### Dataset records

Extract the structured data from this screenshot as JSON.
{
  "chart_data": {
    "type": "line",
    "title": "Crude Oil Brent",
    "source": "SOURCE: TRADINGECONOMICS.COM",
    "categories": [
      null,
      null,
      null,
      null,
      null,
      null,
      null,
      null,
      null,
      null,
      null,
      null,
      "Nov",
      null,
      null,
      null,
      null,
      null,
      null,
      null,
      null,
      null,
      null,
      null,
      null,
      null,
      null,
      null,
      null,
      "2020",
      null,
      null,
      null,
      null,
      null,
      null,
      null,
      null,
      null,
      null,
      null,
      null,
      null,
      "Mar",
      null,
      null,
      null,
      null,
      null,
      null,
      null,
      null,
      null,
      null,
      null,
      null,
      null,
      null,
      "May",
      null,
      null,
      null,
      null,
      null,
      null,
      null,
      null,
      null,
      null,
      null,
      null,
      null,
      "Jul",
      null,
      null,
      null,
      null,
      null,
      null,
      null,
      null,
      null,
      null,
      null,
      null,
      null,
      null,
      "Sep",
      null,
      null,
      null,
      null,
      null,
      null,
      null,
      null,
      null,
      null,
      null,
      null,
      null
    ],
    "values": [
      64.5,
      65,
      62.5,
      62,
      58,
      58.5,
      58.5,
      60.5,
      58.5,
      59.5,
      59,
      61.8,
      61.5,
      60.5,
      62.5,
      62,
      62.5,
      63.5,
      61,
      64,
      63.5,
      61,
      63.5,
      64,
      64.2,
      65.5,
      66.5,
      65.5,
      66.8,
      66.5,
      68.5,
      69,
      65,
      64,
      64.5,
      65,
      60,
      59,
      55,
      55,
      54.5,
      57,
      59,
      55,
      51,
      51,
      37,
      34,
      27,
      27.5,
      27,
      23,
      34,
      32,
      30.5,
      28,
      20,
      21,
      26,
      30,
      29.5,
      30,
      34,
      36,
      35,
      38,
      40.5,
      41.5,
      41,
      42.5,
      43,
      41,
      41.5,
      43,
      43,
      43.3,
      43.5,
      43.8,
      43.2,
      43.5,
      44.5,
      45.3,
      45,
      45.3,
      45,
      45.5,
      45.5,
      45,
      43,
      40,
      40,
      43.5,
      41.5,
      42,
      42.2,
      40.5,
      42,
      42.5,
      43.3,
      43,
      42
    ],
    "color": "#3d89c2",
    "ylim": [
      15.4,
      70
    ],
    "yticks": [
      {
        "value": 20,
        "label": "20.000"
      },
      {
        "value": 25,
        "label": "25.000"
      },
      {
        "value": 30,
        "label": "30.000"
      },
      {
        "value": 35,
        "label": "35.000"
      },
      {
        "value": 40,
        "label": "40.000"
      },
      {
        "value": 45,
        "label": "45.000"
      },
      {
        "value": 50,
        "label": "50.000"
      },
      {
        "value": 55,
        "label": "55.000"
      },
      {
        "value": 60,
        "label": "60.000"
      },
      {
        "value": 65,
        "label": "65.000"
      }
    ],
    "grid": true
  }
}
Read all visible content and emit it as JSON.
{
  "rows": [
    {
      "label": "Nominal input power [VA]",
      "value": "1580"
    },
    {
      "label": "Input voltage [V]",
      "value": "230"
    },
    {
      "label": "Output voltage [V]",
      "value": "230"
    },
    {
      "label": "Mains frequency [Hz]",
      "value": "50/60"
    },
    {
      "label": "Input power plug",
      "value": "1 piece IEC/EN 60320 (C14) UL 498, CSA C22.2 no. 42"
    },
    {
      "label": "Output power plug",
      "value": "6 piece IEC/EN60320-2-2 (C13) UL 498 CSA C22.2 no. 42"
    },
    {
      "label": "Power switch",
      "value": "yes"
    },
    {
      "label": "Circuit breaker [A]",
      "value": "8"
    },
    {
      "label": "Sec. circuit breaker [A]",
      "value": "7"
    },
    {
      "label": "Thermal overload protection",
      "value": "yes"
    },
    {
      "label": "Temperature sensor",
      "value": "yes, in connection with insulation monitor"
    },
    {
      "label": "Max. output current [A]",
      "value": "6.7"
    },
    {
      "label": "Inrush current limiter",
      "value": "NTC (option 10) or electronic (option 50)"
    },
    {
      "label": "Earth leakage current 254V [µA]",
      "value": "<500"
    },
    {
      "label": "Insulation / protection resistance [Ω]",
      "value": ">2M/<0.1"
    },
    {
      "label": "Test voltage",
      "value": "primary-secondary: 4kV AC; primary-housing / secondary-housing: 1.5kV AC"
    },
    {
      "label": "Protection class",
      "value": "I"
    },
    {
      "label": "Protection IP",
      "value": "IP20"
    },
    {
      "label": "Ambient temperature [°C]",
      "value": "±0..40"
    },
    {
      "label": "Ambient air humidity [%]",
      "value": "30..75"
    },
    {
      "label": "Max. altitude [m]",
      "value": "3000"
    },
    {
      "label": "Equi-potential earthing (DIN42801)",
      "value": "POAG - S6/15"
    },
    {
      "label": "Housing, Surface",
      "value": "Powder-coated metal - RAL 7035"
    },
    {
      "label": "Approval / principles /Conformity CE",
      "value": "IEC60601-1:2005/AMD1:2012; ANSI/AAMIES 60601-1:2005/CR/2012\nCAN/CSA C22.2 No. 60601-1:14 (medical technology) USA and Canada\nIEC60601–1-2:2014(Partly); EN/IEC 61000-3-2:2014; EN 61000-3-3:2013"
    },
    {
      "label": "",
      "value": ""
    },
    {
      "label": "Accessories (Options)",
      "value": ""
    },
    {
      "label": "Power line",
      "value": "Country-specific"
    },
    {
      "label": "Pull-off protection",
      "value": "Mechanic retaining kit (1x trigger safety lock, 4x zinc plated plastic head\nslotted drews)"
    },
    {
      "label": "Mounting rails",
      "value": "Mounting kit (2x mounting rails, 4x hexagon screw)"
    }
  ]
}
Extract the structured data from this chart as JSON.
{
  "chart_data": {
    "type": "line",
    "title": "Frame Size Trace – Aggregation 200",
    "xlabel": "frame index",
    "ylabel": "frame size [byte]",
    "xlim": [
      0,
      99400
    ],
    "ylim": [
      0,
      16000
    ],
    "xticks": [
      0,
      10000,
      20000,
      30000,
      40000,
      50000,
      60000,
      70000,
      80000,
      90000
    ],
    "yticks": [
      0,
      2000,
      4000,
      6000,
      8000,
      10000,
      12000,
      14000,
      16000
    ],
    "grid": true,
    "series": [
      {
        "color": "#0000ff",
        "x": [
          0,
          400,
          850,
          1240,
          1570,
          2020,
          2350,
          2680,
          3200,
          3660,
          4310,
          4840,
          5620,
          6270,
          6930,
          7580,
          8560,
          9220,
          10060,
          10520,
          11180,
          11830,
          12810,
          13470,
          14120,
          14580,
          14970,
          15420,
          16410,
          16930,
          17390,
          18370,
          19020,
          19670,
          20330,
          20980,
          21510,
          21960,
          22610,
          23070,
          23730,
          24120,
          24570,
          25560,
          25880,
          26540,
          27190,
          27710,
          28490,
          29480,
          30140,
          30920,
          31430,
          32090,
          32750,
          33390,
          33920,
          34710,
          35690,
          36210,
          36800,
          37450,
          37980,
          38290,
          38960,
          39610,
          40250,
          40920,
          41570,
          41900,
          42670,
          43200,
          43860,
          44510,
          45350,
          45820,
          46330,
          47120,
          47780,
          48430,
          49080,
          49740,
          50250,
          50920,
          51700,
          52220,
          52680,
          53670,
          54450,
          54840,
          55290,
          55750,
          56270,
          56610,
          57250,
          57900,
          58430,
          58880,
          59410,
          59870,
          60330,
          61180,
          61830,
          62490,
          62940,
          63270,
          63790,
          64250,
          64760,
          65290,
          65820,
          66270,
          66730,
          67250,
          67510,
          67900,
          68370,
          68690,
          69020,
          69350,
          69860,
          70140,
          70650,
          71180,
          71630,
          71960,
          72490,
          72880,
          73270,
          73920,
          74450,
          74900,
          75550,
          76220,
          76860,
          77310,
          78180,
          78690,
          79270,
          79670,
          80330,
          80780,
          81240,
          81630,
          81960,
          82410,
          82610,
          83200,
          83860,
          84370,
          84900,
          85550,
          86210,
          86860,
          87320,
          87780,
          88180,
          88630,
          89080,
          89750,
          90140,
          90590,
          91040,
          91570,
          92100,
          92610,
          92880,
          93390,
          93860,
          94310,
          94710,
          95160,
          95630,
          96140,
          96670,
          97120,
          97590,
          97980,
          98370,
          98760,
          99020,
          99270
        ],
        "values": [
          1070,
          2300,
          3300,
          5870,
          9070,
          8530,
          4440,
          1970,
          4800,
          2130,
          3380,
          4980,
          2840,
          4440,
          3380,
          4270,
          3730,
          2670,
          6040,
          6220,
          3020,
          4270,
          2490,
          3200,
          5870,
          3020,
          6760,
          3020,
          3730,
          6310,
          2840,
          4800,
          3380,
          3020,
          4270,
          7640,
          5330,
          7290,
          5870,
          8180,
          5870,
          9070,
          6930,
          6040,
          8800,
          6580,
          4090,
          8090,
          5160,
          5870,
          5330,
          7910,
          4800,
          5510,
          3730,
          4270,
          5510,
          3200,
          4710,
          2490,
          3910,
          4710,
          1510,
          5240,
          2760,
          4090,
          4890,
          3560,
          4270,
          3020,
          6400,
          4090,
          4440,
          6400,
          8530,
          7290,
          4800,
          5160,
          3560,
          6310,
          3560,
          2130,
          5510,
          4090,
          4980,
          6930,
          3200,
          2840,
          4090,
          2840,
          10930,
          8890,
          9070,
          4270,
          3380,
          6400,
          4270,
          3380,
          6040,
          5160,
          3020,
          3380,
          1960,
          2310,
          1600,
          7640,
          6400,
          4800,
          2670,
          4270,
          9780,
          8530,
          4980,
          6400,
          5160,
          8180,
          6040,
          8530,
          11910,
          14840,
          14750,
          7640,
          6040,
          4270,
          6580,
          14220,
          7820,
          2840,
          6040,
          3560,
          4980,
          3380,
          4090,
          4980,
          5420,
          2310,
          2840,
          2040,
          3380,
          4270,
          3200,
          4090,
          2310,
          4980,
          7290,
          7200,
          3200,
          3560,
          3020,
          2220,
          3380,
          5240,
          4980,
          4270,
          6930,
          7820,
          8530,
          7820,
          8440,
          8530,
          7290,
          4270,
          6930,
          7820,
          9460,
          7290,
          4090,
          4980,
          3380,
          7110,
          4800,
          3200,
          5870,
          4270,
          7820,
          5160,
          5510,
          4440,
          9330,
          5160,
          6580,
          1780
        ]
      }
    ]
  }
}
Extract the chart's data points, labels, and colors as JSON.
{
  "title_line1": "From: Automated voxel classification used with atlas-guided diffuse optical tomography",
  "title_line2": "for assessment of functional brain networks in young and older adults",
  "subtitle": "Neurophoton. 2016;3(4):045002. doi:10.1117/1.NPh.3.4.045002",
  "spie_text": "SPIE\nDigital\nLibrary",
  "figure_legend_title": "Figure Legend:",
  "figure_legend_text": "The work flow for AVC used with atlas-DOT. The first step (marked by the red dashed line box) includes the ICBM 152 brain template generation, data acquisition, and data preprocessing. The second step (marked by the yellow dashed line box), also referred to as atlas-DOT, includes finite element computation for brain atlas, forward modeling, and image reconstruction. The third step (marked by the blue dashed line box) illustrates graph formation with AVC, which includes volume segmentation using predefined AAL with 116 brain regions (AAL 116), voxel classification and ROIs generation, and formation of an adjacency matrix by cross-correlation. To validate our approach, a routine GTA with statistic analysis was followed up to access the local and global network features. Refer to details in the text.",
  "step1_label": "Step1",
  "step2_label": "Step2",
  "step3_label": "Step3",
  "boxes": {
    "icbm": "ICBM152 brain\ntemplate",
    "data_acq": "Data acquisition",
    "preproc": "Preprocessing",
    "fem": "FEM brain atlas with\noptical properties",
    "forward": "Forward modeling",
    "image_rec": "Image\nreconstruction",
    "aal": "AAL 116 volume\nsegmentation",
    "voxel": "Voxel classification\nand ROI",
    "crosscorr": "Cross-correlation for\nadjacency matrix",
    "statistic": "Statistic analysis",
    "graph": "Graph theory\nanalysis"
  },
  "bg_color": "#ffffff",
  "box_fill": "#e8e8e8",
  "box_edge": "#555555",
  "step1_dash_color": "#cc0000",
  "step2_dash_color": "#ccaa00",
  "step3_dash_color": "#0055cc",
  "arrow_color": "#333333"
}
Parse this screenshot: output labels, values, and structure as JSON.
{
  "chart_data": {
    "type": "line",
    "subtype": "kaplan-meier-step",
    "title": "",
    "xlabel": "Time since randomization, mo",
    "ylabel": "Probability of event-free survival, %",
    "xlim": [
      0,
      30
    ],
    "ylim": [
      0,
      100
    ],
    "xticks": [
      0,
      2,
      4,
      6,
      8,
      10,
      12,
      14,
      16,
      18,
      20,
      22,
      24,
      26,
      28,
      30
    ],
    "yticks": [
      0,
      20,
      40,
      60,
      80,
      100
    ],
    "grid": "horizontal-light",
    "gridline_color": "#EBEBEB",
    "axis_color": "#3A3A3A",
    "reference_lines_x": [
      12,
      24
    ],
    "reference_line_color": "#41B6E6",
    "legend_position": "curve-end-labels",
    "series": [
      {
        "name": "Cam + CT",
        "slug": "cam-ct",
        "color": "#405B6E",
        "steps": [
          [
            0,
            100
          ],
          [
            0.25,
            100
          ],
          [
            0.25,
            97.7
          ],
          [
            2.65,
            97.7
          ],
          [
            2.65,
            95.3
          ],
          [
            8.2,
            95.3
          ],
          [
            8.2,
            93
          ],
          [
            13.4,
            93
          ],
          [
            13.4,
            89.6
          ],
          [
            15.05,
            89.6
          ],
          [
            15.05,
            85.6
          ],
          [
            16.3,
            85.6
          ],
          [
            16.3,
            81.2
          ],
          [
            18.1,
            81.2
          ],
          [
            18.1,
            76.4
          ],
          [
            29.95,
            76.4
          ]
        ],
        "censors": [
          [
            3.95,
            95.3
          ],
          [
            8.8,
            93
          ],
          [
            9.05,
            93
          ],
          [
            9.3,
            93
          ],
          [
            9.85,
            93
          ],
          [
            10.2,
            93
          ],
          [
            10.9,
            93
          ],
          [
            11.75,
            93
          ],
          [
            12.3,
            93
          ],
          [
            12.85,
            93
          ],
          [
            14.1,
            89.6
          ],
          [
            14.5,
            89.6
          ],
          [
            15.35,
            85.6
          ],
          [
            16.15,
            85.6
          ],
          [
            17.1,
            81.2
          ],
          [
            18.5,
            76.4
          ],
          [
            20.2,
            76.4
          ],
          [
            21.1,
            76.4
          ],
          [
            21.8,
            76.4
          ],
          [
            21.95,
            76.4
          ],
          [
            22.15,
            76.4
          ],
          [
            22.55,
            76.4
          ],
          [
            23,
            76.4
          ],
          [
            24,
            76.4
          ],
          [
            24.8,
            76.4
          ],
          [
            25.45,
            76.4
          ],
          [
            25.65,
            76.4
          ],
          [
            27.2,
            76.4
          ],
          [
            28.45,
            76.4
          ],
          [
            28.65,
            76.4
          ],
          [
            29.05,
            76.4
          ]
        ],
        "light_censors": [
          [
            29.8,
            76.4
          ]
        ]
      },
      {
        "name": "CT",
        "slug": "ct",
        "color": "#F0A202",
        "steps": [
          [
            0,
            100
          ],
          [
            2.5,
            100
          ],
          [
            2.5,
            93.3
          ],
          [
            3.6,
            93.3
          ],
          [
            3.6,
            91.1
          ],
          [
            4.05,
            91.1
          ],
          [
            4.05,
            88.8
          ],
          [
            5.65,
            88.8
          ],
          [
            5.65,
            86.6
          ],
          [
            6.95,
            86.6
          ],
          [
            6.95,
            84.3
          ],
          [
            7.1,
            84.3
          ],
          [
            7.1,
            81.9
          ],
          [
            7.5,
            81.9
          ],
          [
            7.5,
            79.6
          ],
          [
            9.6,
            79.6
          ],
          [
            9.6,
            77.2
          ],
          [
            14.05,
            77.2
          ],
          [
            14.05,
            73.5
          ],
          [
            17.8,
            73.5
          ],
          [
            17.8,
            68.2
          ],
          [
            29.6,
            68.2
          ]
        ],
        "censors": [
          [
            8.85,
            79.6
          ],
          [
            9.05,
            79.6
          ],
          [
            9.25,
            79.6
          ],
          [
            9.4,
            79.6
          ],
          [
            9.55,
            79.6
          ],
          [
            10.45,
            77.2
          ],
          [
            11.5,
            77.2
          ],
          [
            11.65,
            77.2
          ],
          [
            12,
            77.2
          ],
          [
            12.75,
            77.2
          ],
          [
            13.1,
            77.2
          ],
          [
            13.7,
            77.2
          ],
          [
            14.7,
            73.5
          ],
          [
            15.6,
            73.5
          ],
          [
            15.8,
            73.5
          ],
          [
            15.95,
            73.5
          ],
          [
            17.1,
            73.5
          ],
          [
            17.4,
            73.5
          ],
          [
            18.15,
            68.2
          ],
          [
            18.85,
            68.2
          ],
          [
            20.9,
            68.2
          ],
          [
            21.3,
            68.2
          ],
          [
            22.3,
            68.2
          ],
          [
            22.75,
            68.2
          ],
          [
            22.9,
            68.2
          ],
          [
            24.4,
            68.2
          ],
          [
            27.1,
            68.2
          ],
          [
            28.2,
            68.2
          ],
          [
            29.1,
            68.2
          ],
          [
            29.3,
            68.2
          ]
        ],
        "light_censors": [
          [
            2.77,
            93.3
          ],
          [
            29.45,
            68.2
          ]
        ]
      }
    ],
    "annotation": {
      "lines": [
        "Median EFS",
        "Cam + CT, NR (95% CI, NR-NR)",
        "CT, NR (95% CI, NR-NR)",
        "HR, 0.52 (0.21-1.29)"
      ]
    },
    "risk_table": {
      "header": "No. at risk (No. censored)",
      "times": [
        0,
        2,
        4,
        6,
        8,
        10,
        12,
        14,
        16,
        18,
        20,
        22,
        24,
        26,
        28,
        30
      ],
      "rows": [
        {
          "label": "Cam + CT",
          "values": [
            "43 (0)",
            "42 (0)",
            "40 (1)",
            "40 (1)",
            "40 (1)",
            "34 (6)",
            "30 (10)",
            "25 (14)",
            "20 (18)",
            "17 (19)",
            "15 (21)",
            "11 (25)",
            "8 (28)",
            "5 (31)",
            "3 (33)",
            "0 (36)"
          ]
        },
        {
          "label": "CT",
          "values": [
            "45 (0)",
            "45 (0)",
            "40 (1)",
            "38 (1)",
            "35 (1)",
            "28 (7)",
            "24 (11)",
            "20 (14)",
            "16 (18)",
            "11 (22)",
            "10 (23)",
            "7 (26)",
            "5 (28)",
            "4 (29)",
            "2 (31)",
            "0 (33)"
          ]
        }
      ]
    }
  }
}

######

Exercise details: Pick out each line containing the string "plug" and copy it.

Answer for the task:
      "label": "Input power plug",
      "label": "Output power plug",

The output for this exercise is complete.